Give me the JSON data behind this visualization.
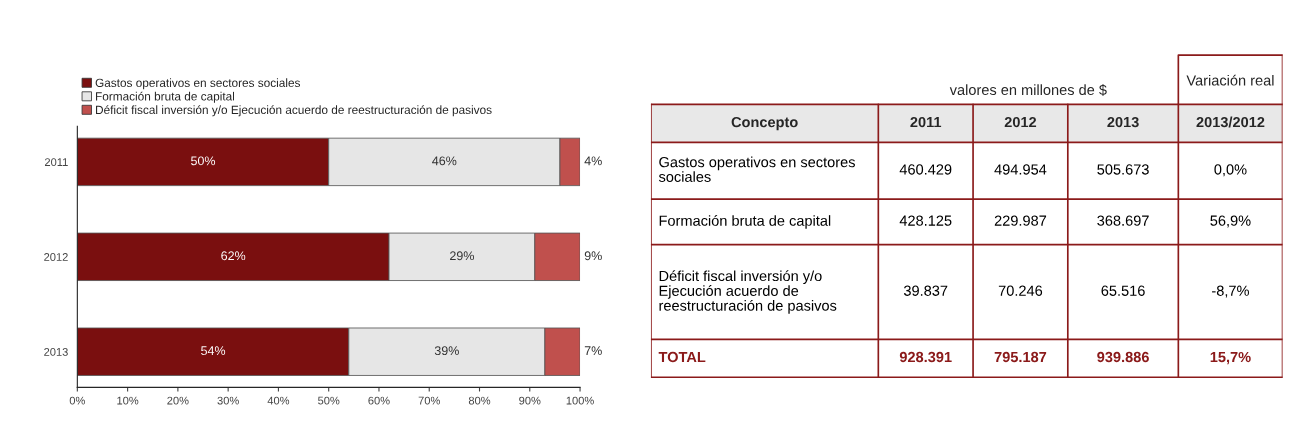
{
  "chart_data": [
    {
      "type": "bar",
      "orientation": "horizontal",
      "stacked": true,
      "categories": [
        "2011",
        "2012",
        "2013"
      ],
      "series": [
        {
          "name": "Gastos operativos en sectores sociales",
          "color": "#7a0f0f",
          "values": [
            50,
            62,
            54
          ],
          "value_labels": [
            "50%",
            "62%",
            "54%"
          ]
        },
        {
          "name": "Formación bruta de capital",
          "color": "#e6e6e6",
          "values": [
            46,
            29,
            39
          ],
          "value_labels": [
            "46%",
            "29%",
            "39%"
          ]
        },
        {
          "name": "Déficit fiscal inversión y/o Ejecución acuerdo de reestructuración de pasivos",
          "color": "#c0504d",
          "values": [
            4,
            9,
            7
          ],
          "value_labels": [
            "4%",
            "9%",
            "7%"
          ]
        }
      ],
      "xlim": [
        0,
        100
      ],
      "xticks": [
        {
          "value": 0,
          "label": "0%"
        },
        {
          "value": 10,
          "label": "10%"
        },
        {
          "value": 20,
          "label": "20%"
        },
        {
          "value": 30,
          "label": "30%"
        },
        {
          "value": 40,
          "label": "40%"
        },
        {
          "value": 50,
          "label": "50%"
        },
        {
          "value": 60,
          "label": "60%"
        },
        {
          "value": 70,
          "label": "70%"
        },
        {
          "value": 80,
          "label": "80%"
        },
        {
          "value": 90,
          "label": "90%"
        },
        {
          "value": 100,
          "label": "100%"
        }
      ],
      "legend": "top left",
      "grid": false
    },
    {
      "type": "other",
      "title": "valores en millones de $",
      "annotations": [
        "Variación real"
      ],
      "categories": [
        "Concepto",
        "2011",
        "2012",
        "2013",
        "2013/2012"
      ],
      "y_categories": [
        "Gastos operativos en sectores sociales",
        "Formación bruta de capital",
        "Déficit fiscal inversión y/o Ejecución acuerdo de reestructuración de pasivos",
        "TOTAL"
      ],
      "cell_labels": [
        [
          "460.429",
          "494.954",
          "505.673",
          "0,0%"
        ],
        [
          "428.125",
          "229.987",
          "368.697",
          "56,9%"
        ],
        [
          "39.837",
          "70.246",
          "65.516",
          "-8,7%"
        ],
        [
          "928.391",
          "795.187",
          "939.886",
          "15,7%"
        ]
      ]
    }
  ]
}
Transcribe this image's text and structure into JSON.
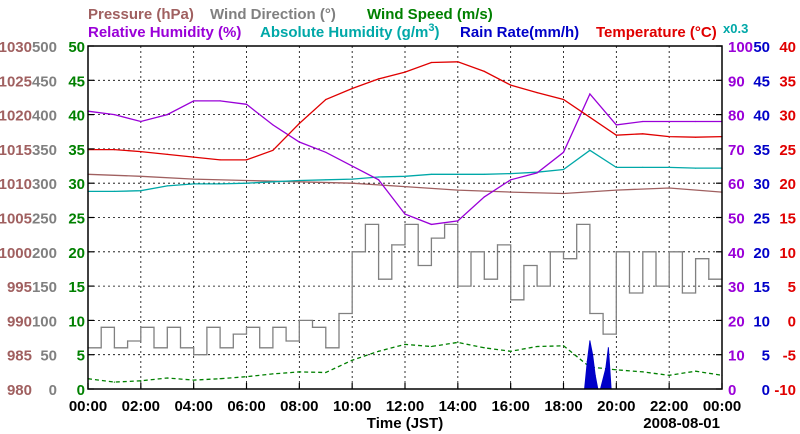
{
  "chart_data": {
    "type": "line",
    "date_label": "2008-08-01",
    "xlabel": "Time (JST)",
    "x_ticks": [
      "00:00",
      "02:00",
      "04:00",
      "06:00",
      "08:00",
      "10:00",
      "12:00",
      "14:00",
      "16:00",
      "18:00",
      "20:00",
      "22:00",
      "00:00"
    ],
    "x_range_hours": [
      0,
      24
    ],
    "legend": {
      "pressure": {
        "text": "Pressure (hPa)",
        "color": "#a06060"
      },
      "wind_dir": {
        "text": "Wind Direction (°)",
        "color": "#808080"
      },
      "wind_speed": {
        "text": "Wind Speed (m/s)",
        "color": "#008000"
      },
      "rh": {
        "text": "Relative Humidity (%)",
        "color": "#9a00d8"
      },
      "ah_prefix": "Absolute Humidity (g/m",
      "ah_sup": "3",
      "ah_suffix": ")",
      "ah_color": "#00a8a8",
      "rain": {
        "text": "Rain Rate(mm/h)",
        "color": "#0000c8"
      },
      "temp": {
        "text": "Temperature (°C)",
        "color": "#e00000"
      },
      "ah_scale_note": "x0.3"
    },
    "axes": {
      "pressure": {
        "ticks": [
          "1030",
          "1025",
          "1020",
          "1015",
          "1010",
          "1005",
          "1000",
          "995",
          "990",
          "985",
          "980"
        ],
        "range": [
          980,
          1030
        ]
      },
      "wind_dir": {
        "ticks": [
          "500",
          "450",
          "400",
          "350",
          "300",
          "250",
          "200",
          "150",
          "100",
          "50",
          "0"
        ],
        "range": [
          0,
          500
        ]
      },
      "wind_speed": {
        "ticks": [
          "50",
          "45",
          "40",
          "35",
          "30",
          "25",
          "20",
          "15",
          "10",
          "5",
          "0"
        ],
        "range": [
          0,
          50
        ]
      },
      "rh": {
        "ticks": [
          "100",
          "90",
          "80",
          "70",
          "60",
          "50",
          "40",
          "30",
          "20",
          "10",
          "0"
        ],
        "range": [
          0,
          100
        ]
      },
      "rain": {
        "ticks": [
          "50",
          "45",
          "40",
          "35",
          "30",
          "25",
          "20",
          "15",
          "10",
          "5",
          "0"
        ],
        "range": [
          0,
          50
        ]
      },
      "temp": {
        "ticks": [
          "40",
          "35",
          "30",
          "25",
          "20",
          "15",
          "10",
          "5",
          "0",
          "-5",
          "-10"
        ],
        "range": [
          -10,
          40
        ]
      }
    },
    "series": [
      {
        "name": "Temperature",
        "unit": "°C",
        "x": [
          0,
          1,
          2,
          3,
          4,
          5,
          6,
          7,
          8,
          9,
          10,
          11,
          12,
          13,
          14,
          15,
          16,
          17,
          18,
          19,
          20,
          21,
          22,
          23,
          24
        ],
        "values": [
          24.9,
          24.9,
          24.6,
          24.2,
          23.8,
          23.4,
          23.4,
          24.8,
          28.7,
          32.2,
          33.8,
          35.2,
          36.2,
          37.6,
          37.7,
          36.3,
          34.3,
          33.2,
          32.2,
          29.6,
          27.0,
          27.2,
          26.8,
          26.7,
          26.8
        ]
      },
      {
        "name": "Relative Humidity",
        "unit": "%",
        "x": [
          0,
          1,
          2,
          3,
          4,
          5,
          6,
          7,
          8,
          9,
          10,
          11,
          12,
          13,
          14,
          15,
          16,
          17,
          18,
          19,
          20,
          21,
          22,
          23,
          24
        ],
        "values": [
          81,
          80,
          78,
          80,
          84,
          84,
          83,
          77,
          72,
          69,
          65,
          61,
          51,
          48,
          49,
          56,
          61,
          63,
          69,
          86,
          77,
          78,
          78,
          78,
          78
        ]
      },
      {
        "name": "Absolute Humidity (x0.3)",
        "unit": "g/m3",
        "x": [
          0,
          1,
          2,
          3,
          4,
          5,
          6,
          7,
          8,
          9,
          10,
          11,
          12,
          13,
          14,
          15,
          16,
          17,
          18,
          19,
          20,
          21,
          22,
          23,
          24
        ],
        "values": [
          28.8,
          28.8,
          28.9,
          29.6,
          29.9,
          29.9,
          30.0,
          30.2,
          30.4,
          30.5,
          30.6,
          30.9,
          31.0,
          31.3,
          31.3,
          31.3,
          31.4,
          31.6,
          32.0,
          34.8,
          32.3,
          32.3,
          32.3,
          32.2,
          32.2
        ]
      },
      {
        "name": "Pressure",
        "unit": "hPa",
        "x": [
          0,
          2,
          4,
          6,
          8,
          10,
          12,
          14,
          16,
          18,
          20,
          22,
          24
        ],
        "values": [
          1011.3,
          1011.0,
          1010.6,
          1010.4,
          1010.2,
          1010.0,
          1009.5,
          1009.0,
          1008.7,
          1008.5,
          1009.0,
          1009.3,
          1008.7
        ]
      },
      {
        "name": "Wind Direction",
        "unit": "°",
        "x": [
          0,
          0.5,
          1,
          1.5,
          2,
          2.5,
          3,
          3.5,
          4,
          4.5,
          5,
          5.5,
          6,
          6.5,
          7,
          7.5,
          8,
          8.5,
          9,
          9.5,
          10,
          10.5,
          11,
          11.5,
          12,
          12.5,
          13,
          13.5,
          14,
          14.5,
          15,
          15.5,
          16,
          16.5,
          17,
          17.5,
          18,
          18.5,
          19,
          19.5,
          20,
          20.5,
          21,
          21.5,
          22,
          22.5,
          23,
          23.5,
          24
        ],
        "values": [
          60,
          90,
          60,
          70,
          90,
          60,
          90,
          60,
          50,
          90,
          60,
          80,
          90,
          60,
          90,
          70,
          100,
          90,
          60,
          110,
          200,
          240,
          160,
          210,
          240,
          180,
          220,
          240,
          150,
          200,
          160,
          210,
          130,
          180,
          150,
          200,
          190,
          240,
          110,
          80,
          200,
          140,
          200,
          150,
          200,
          140,
          190,
          160,
          200
        ]
      },
      {
        "name": "Wind Speed",
        "unit": "m/s",
        "x": [
          0,
          1,
          2,
          3,
          4,
          5,
          6,
          7,
          8,
          9,
          10,
          11,
          12,
          13,
          14,
          15,
          16,
          17,
          18,
          19,
          20,
          21,
          22,
          23,
          24
        ],
        "values": [
          1.5,
          1.0,
          1.2,
          1.6,
          1.3,
          1.5,
          1.8,
          2.2,
          2.5,
          2.4,
          4.2,
          5.5,
          6.5,
          6.2,
          6.8,
          6.0,
          5.5,
          6.2,
          6.3,
          3.2,
          2.8,
          2.5,
          2.0,
          2.6,
          2.0
        ]
      },
      {
        "name": "Rain Rate",
        "unit": "mm/h",
        "x": [
          18.8,
          18.9,
          19.0,
          19.1,
          19.2,
          19.3,
          19.4,
          19.6,
          19.7,
          19.8
        ],
        "values": [
          0,
          4,
          7,
          5,
          2,
          0,
          0,
          3,
          6,
          0
        ]
      }
    ]
  }
}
- - - -
Exercise brief
Which lines hold the word "JSON"? Return all of them from the records above.

Answer to the exercise
Give me the JSON data behind this visualization.
Transcribe this image's text and structure into JSON.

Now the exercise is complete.